REQUIRED TASK =
Select, from the data, each line where "JSON" occurs.

RECORDS PROVIDED =
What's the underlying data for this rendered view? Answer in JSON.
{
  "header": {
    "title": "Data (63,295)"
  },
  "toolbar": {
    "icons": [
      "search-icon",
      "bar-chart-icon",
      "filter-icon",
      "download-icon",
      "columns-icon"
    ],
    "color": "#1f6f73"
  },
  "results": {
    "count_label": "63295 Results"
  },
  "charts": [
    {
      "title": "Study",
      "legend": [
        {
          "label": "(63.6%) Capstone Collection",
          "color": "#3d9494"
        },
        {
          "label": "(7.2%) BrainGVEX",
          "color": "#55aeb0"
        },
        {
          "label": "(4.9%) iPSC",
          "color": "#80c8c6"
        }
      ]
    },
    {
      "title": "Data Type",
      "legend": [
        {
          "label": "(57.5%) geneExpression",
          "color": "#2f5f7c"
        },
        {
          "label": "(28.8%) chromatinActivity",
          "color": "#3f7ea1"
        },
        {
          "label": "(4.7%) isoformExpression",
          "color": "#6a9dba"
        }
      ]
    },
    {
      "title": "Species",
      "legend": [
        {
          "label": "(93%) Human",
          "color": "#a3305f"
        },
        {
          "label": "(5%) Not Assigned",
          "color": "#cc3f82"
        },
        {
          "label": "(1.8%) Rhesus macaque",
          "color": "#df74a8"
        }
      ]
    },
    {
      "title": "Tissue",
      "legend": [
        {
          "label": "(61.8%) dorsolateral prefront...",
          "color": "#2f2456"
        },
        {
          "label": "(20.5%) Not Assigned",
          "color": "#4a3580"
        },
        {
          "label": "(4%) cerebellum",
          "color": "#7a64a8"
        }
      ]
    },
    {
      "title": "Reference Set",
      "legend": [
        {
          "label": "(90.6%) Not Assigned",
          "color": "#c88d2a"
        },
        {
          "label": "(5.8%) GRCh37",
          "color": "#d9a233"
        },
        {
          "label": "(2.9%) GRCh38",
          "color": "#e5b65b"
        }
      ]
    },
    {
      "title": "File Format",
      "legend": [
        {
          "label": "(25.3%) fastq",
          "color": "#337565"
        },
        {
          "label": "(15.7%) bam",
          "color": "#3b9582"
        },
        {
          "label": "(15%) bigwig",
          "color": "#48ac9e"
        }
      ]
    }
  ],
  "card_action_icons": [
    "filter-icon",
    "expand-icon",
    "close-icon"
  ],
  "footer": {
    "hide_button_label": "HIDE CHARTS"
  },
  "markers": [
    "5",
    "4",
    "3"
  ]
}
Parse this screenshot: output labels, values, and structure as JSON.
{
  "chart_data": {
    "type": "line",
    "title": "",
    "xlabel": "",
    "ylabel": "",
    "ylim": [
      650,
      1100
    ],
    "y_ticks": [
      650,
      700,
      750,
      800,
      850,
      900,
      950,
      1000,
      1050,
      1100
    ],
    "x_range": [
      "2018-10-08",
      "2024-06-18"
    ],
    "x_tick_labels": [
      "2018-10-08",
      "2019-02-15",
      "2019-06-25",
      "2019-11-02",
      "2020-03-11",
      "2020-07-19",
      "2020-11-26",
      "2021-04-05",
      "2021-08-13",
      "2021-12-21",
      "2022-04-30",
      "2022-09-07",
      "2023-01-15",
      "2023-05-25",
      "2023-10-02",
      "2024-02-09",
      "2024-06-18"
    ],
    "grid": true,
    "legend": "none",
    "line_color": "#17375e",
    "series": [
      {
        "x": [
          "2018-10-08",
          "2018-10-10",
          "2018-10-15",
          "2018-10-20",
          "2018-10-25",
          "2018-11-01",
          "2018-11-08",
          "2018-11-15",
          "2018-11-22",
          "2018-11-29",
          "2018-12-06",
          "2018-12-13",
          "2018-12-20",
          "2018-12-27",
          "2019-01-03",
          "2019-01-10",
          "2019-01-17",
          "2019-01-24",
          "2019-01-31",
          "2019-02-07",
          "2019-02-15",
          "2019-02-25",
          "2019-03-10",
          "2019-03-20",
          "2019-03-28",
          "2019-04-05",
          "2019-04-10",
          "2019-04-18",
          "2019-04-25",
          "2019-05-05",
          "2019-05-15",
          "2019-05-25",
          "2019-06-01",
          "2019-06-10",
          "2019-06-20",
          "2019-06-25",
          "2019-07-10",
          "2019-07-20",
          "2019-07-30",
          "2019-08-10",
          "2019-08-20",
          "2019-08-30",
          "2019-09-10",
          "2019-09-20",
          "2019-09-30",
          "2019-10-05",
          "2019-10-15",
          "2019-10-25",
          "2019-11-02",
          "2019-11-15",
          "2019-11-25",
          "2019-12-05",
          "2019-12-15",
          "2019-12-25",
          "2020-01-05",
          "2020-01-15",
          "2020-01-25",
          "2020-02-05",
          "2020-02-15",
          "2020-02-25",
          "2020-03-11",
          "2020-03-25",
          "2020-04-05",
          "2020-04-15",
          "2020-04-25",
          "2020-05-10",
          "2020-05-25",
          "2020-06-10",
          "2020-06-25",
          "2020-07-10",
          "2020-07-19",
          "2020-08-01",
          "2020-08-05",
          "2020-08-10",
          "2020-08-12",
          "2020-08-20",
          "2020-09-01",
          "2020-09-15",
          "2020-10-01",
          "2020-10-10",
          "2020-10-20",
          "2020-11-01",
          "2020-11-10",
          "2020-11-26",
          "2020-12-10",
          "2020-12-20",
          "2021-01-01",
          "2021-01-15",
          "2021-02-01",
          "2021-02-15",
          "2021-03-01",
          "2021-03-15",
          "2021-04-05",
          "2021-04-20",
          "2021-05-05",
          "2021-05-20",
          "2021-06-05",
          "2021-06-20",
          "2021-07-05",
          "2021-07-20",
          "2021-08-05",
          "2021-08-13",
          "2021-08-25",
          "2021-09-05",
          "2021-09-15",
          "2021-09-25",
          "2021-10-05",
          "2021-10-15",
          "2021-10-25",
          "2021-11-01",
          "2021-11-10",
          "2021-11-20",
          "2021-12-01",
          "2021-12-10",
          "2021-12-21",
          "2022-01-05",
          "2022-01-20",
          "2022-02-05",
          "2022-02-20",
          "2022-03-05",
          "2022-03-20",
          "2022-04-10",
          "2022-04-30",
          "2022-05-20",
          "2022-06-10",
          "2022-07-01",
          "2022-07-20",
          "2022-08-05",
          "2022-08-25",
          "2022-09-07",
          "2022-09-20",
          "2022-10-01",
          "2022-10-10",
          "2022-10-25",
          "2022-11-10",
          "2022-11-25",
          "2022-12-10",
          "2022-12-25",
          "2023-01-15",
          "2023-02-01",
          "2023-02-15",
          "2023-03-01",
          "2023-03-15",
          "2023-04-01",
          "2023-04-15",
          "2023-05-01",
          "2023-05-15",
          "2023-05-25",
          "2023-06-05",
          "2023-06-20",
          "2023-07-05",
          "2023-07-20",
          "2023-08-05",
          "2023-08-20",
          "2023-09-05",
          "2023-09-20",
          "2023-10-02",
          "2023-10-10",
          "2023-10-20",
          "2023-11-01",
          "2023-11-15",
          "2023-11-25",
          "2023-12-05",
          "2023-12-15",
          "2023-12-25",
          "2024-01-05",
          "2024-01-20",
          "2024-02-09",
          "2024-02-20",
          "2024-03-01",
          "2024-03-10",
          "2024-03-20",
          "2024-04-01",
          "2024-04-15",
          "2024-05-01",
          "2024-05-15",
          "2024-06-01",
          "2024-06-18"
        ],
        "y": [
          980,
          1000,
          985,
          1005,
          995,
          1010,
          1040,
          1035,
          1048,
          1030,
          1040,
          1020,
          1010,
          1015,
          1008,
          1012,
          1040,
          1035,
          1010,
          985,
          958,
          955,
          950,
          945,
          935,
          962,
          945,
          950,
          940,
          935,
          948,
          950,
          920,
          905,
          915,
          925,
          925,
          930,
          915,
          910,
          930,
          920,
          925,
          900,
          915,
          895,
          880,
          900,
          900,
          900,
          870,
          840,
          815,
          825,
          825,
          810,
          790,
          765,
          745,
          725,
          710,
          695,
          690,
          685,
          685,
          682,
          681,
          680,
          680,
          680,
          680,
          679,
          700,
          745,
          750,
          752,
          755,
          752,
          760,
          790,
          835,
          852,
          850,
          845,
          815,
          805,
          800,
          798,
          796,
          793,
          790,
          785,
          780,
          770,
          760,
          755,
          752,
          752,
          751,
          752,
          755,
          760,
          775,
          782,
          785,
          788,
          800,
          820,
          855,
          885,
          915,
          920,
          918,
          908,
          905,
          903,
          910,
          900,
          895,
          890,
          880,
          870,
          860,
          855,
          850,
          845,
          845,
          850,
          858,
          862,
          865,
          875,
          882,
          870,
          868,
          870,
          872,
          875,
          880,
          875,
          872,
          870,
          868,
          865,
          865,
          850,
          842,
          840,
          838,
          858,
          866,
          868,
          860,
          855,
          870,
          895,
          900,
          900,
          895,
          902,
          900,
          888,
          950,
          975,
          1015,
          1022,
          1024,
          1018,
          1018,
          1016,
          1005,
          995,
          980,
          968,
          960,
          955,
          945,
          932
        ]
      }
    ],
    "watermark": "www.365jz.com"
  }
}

TASK SOLUTION =
What's the underlying data for this rendered view? Answer in JSON.
Parse this screenshot: output labels, values, and structure as JSON.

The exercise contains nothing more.